▼

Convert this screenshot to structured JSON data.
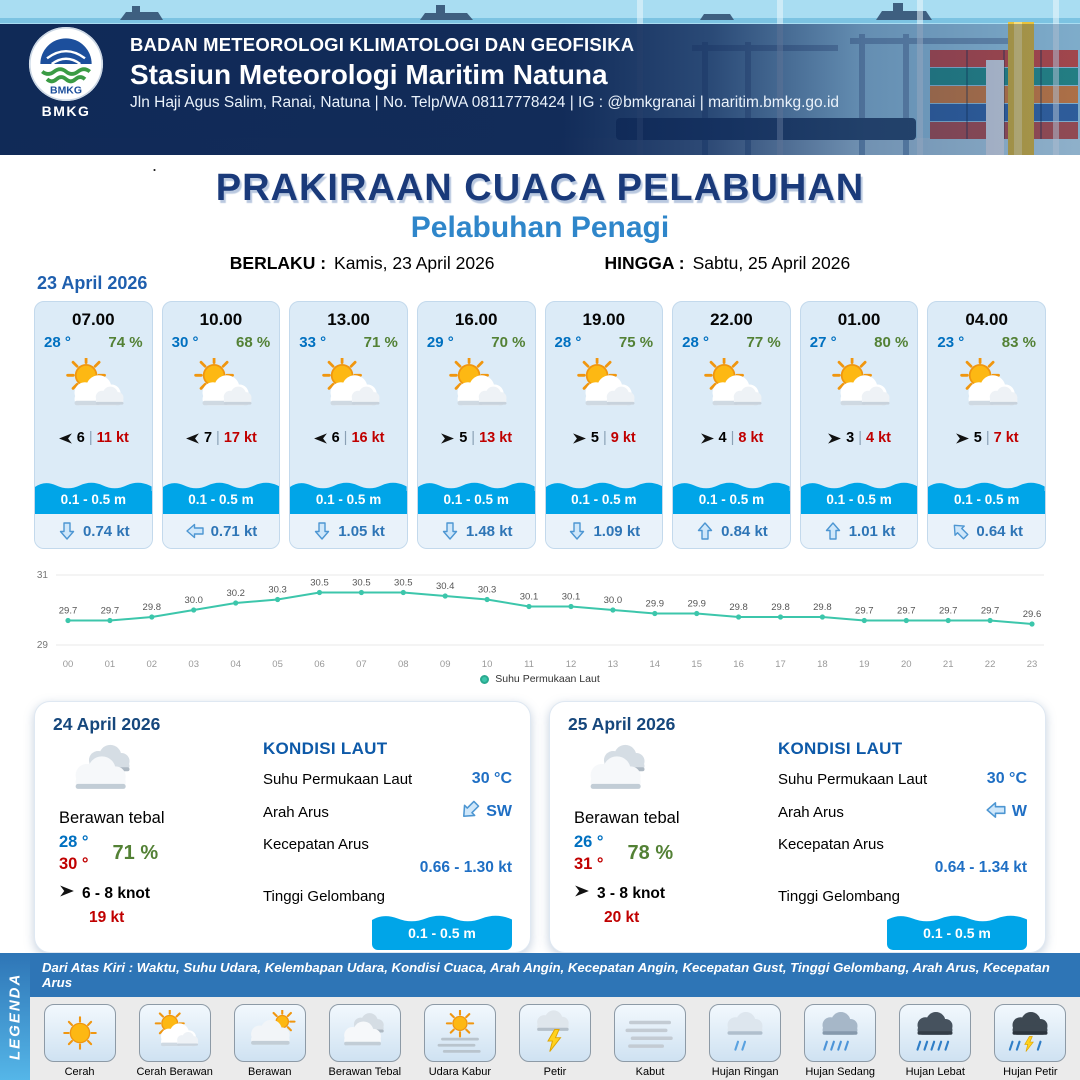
{
  "header": {
    "logo_text": "BMKG",
    "org_line": "BADAN METEOROLOGI KLIMATOLOGI DAN GEOFISIKA",
    "station_line": "Stasiun Meteorologi Maritim Natuna",
    "contact_line": "Jln Haji Agus Salim, Ranai, Natuna | No. Telp/WA 08117778424 | IG : @bmkgranai | maritim.bmkg.go.id"
  },
  "title_block": {
    "stray_dot": ".",
    "main_title": "PRAKIRAAN CUACA PELABUHAN",
    "subtitle": "Pelabuhan Penagi",
    "berlaku_label": "BERLAKU :",
    "berlaku_value": "Kamis, 23 April 2026",
    "hingga_label": "HINGGA :",
    "hingga_value": "Sabtu, 25 April 2026"
  },
  "forecast_date": "23 April 2026",
  "hourly_cards": [
    {
      "time": "07.00",
      "temp": "28 °",
      "humidity": "74 %",
      "wind_speed": "6",
      "gust": "11 kt",
      "wind_arrow_deg": 180,
      "wave_height": "0.1 - 0.5 m",
      "current_speed": "0.74 kt",
      "current_arrow_deg": 180
    },
    {
      "time": "10.00",
      "temp": "30 °",
      "humidity": "68 %",
      "wind_speed": "7",
      "gust": "17 kt",
      "wind_arrow_deg": 180,
      "wave_height": "0.1 - 0.5 m",
      "current_speed": "0.71 kt",
      "current_arrow_deg": 270
    },
    {
      "time": "13.00",
      "temp": "33 °",
      "humidity": "71 %",
      "wind_speed": "6",
      "gust": "16 kt",
      "wind_arrow_deg": 180,
      "wave_height": "0.1 - 0.5 m",
      "current_speed": "1.05 kt",
      "current_arrow_deg": 180
    },
    {
      "time": "16.00",
      "temp": "29 °",
      "humidity": "70 %",
      "wind_speed": "5",
      "gust": "13 kt",
      "wind_arrow_deg": 0,
      "wave_height": "0.1 - 0.5 m",
      "current_speed": "1.48 kt",
      "current_arrow_deg": 180
    },
    {
      "time": "19.00",
      "temp": "28 °",
      "humidity": "75 %",
      "wind_speed": "5",
      "gust": "9 kt",
      "wind_arrow_deg": 0,
      "wave_height": "0.1 - 0.5 m",
      "current_speed": "1.09 kt",
      "current_arrow_deg": 180
    },
    {
      "time": "22.00",
      "temp": "28 °",
      "humidity": "77 %",
      "wind_speed": "4",
      "gust": "8 kt",
      "wind_arrow_deg": 0,
      "wave_height": "0.1 - 0.5 m",
      "current_speed": "0.84 kt",
      "current_arrow_deg": 0
    },
    {
      "time": "01.00",
      "temp": "27 °",
      "humidity": "80 %",
      "wind_speed": "3",
      "gust": "4 kt",
      "wind_arrow_deg": 0,
      "wave_height": "0.1 - 0.5 m",
      "current_speed": "1.01 kt",
      "current_arrow_deg": 0
    },
    {
      "time": "04.00",
      "temp": "23 °",
      "humidity": "83 %",
      "wind_speed": "5",
      "gust": "7 kt",
      "wind_arrow_deg": 0,
      "wave_height": "0.1 - 0.5 m",
      "current_speed": "0.64 kt",
      "current_arrow_deg": 315
    }
  ],
  "chart_data": {
    "type": "line",
    "title": "Suhu Permukaan Laut",
    "series_label": "Suhu Permukaan Laut",
    "x": [
      "00",
      "01",
      "02",
      "03",
      "04",
      "05",
      "06",
      "07",
      "08",
      "09",
      "10",
      "11",
      "12",
      "13",
      "14",
      "15",
      "16",
      "17",
      "18",
      "19",
      "20",
      "21",
      "22",
      "23"
    ],
    "values": [
      29.7,
      29.7,
      29.8,
      30.0,
      30.2,
      30.3,
      30.5,
      30.5,
      30.5,
      30.4,
      30.3,
      30.1,
      30.1,
      30.0,
      29.9,
      29.9,
      29.8,
      29.8,
      29.8,
      29.7,
      29.7,
      29.7,
      29.7,
      29.6
    ],
    "ylim": [
      29,
      31
    ],
    "yticks": [
      "29",
      "31"
    ],
    "line_color": "#3cc6ab",
    "legend_position": "bottom",
    "grid": false
  },
  "daily_cards": [
    {
      "date": "24 April 2026",
      "condition": "Berawan tebal",
      "temp_min": "28 °",
      "temp_max": "30 °",
      "humidity": "71 %",
      "wind_range": "6 - 8 knot",
      "gust": "19 kt",
      "sea_title": "KONDISI LAUT",
      "sst_label": "Suhu Permukaan Laut",
      "sst_value": "30 °C",
      "current_dir_label": "Arah Arus",
      "current_dir_value": "SW",
      "current_dir_deg": 225,
      "current_speed_label": "Kecepatan Arus",
      "current_speed_value": "0.66 - 1.30 kt",
      "wave_label": "Tinggi Gelombang",
      "wave_value": "0.1 - 0.5 m"
    },
    {
      "date": "25 April 2026",
      "condition": "Berawan tebal",
      "temp_min": "26 °",
      "temp_max": "31 °",
      "humidity": "78 %",
      "wind_range": "3 - 8 knot",
      "gust": "20 kt",
      "sea_title": "KONDISI LAUT",
      "sst_label": "Suhu Permukaan Laut",
      "sst_value": "30 °C",
      "current_dir_label": "Arah Arus",
      "current_dir_value": "W",
      "current_dir_deg": 270,
      "current_speed_label": "Kecepatan Arus",
      "current_speed_value": "0.64 - 1.34 kt",
      "wave_label": "Tinggi Gelombang",
      "wave_value": "0.1 - 0.5 m"
    }
  ],
  "legend": {
    "banner": "LEGENDA",
    "note": "Dari Atas Kiri : Waktu, Suhu Udara, Kelembapan Udara, Kondisi Cuaca, Arah Angin, Kecepatan Angin, Kecepatan Gust, Tinggi Gelombang, Arah Arus, Kecepatan Arus",
    "items": [
      {
        "label": "Cerah",
        "icon": "cerah"
      },
      {
        "label": "Cerah Berawan",
        "icon": "cerah-berawan"
      },
      {
        "label": "Berawan",
        "icon": "berawan"
      },
      {
        "label": "Berawan Tebal",
        "icon": "berawan-tebal"
      },
      {
        "label": "Udara Kabur",
        "icon": "udara-kabur"
      },
      {
        "label": "Petir",
        "icon": "petir"
      },
      {
        "label": "Kabut",
        "icon": "kabut"
      },
      {
        "label": "Hujan Ringan",
        "icon": "hujan-ringan"
      },
      {
        "label": "Hujan Sedang",
        "icon": "hujan-sedang"
      },
      {
        "label": "Hujan Lebat",
        "icon": "hujan-lebat"
      },
      {
        "label": "Hujan Petir",
        "icon": "hujan-petir"
      }
    ]
  },
  "colors": {
    "accent_navy": "#1a3a7a",
    "subtitle_blue": "#2f86ca",
    "temp_blue": "#0070c0",
    "humidity_green": "#538135",
    "gust_red": "#c00000",
    "wave_blue": "#00a5e8",
    "line_teal": "#3cc6ab",
    "legend_bar_blue": "#2e75b6"
  }
}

▲

» INSTRUCTIONS TO FOLLOW
Show all lines from the listing above in which "Natuna" appears.

» ANSWER FOR THIS EXERCISE
    "station_line": "Stasiun Meteorologi Maritim Natuna",
    "contact_line": "Jln Haji Agus Salim, Ranai, Natuna | No. Telp/WA 08117778424 | IG : @bmkgranai | maritim.bmkg.go.id"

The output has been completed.